(Stored data)
Begin

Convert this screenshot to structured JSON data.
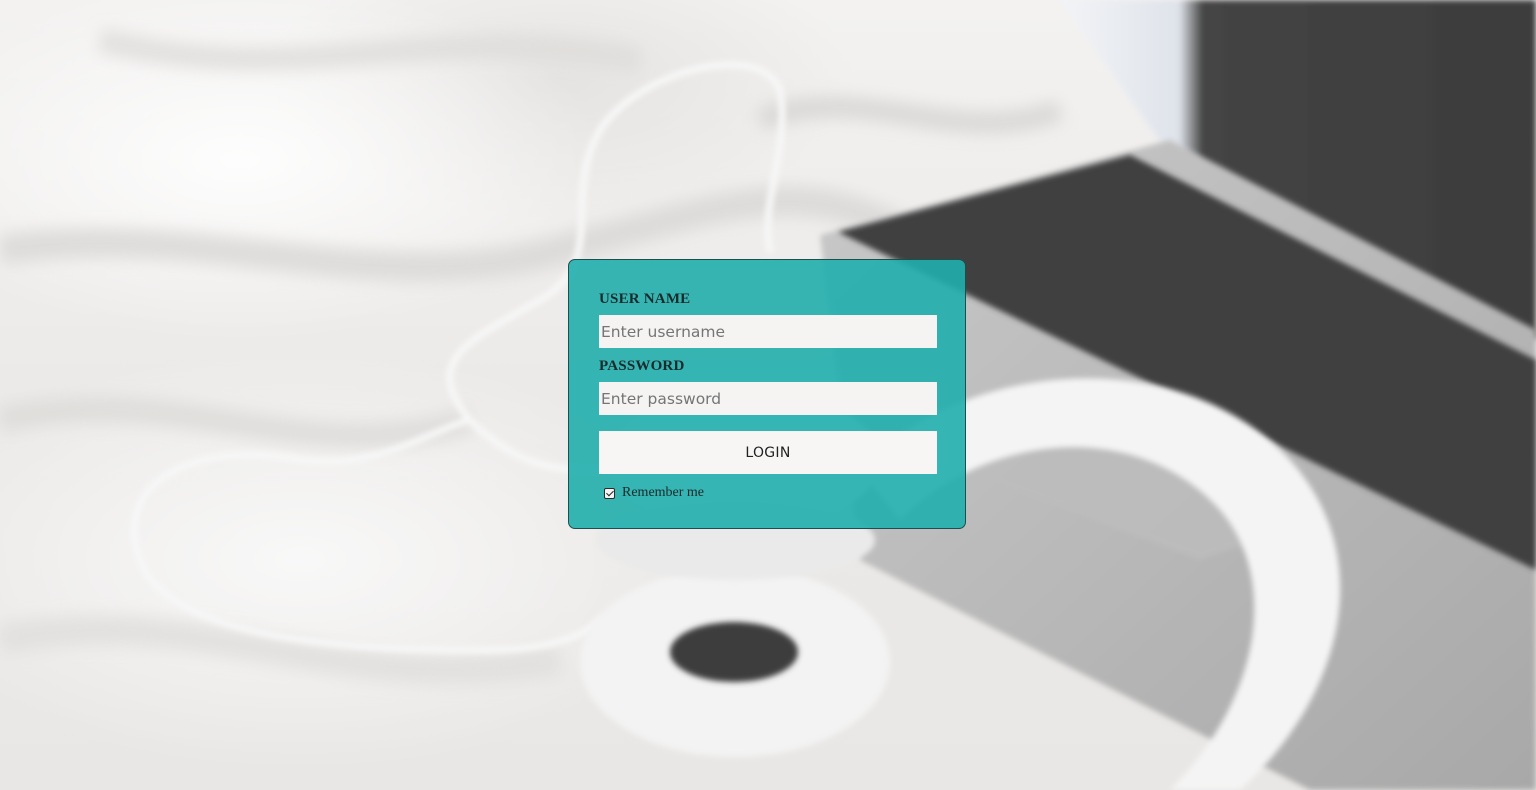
{
  "login": {
    "username_label": "USER NAME",
    "username_placeholder": "Enter username",
    "username_value": "",
    "password_label": "PASSWORD",
    "password_placeholder": "Enter password",
    "password_value": "",
    "button_label": "LOGIN",
    "remember_label": "Remember me",
    "remember_checked": true
  },
  "theme": {
    "card_color": "#20aeac",
    "card_border": "#1e4e4d",
    "input_background": "#f5f4f3"
  },
  "background": {
    "scene": [
      "bedsheet",
      "headphones-icon",
      "laptop-icon"
    ]
  }
}
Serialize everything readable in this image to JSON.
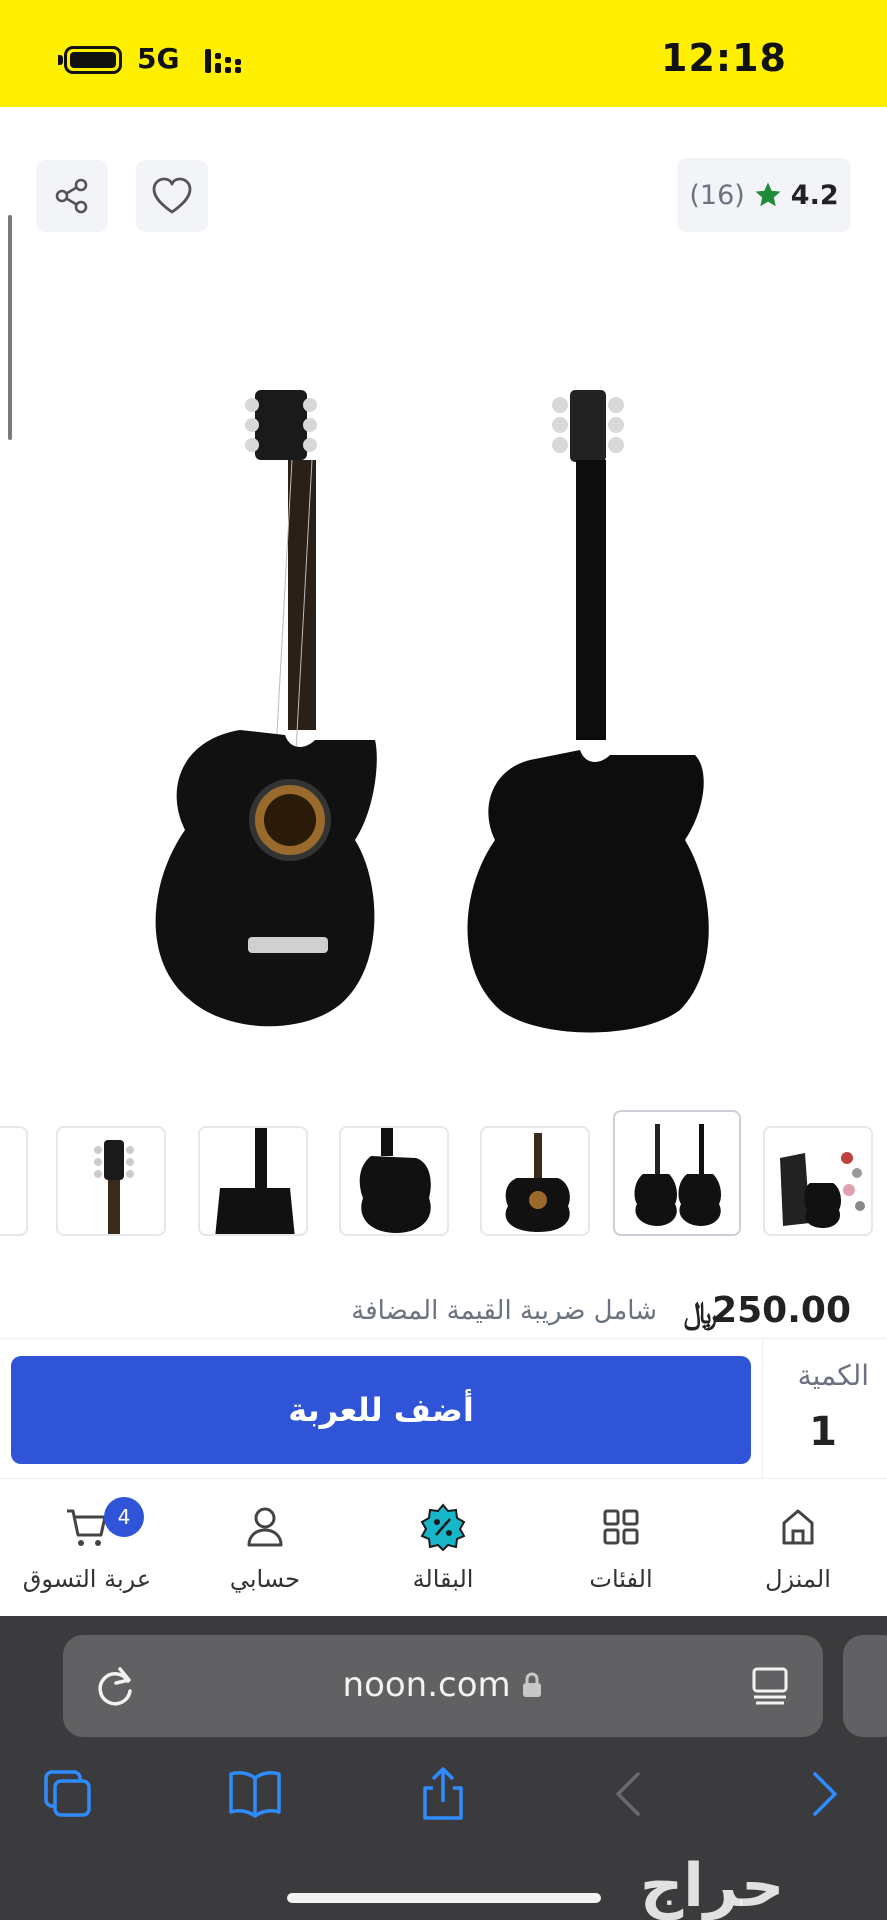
{
  "status_bar": {
    "time": "12:18",
    "network": "5G",
    "background_color": "#fef000"
  },
  "product": {
    "rating": "4.2",
    "review_count": "(16)",
    "price": "250.00",
    "currency_symbol": "﷼",
    "vat_note": "شامل ضريبة القيمة المضافة",
    "thumbnails_count": 7
  },
  "cart": {
    "quantity_label": "الكمية",
    "quantity_value": "1",
    "add_button_label": "أضف للعربة",
    "button_color": "#3054d8"
  },
  "bottom_nav": {
    "items": [
      {
        "label": "المنزل",
        "icon": "home-icon"
      },
      {
        "label": "الفئات",
        "icon": "grid-icon"
      },
      {
        "label": "البقالة",
        "icon": "percent-badge-icon"
      },
      {
        "label": "حسابي",
        "icon": "user-icon"
      },
      {
        "label": "عربة التسوق",
        "icon": "cart-icon"
      }
    ],
    "cart_badge": "4"
  },
  "browser": {
    "url": "noon.com",
    "watermark": "حراج"
  }
}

End

INSTRUCTION: Write the lines from the line containing "Serialize everything readable" through the last line of the data out again exactly, and only those lines; pictures stay out.

ANSWER TO THE TASK:
Serialize everything readable in this image to JSON.
{
  "status_bar": {
    "time": "12:18",
    "network": "5G",
    "background_color": "#fef000"
  },
  "product": {
    "rating": "4.2",
    "review_count": "(16)",
    "price": "250.00",
    "currency_symbol": "﷼",
    "vat_note": "شامل ضريبة القيمة المضافة",
    "thumbnails_count": 7
  },
  "cart": {
    "quantity_label": "الكمية",
    "quantity_value": "1",
    "add_button_label": "أضف للعربة",
    "button_color": "#3054d8"
  },
  "bottom_nav": {
    "items": [
      {
        "label": "المنزل",
        "icon": "home-icon"
      },
      {
        "label": "الفئات",
        "icon": "grid-icon"
      },
      {
        "label": "البقالة",
        "icon": "percent-badge-icon"
      },
      {
        "label": "حسابي",
        "icon": "user-icon"
      },
      {
        "label": "عربة التسوق",
        "icon": "cart-icon"
      }
    ],
    "cart_badge": "4"
  },
  "browser": {
    "url": "noon.com",
    "watermark": "حراج"
  }
}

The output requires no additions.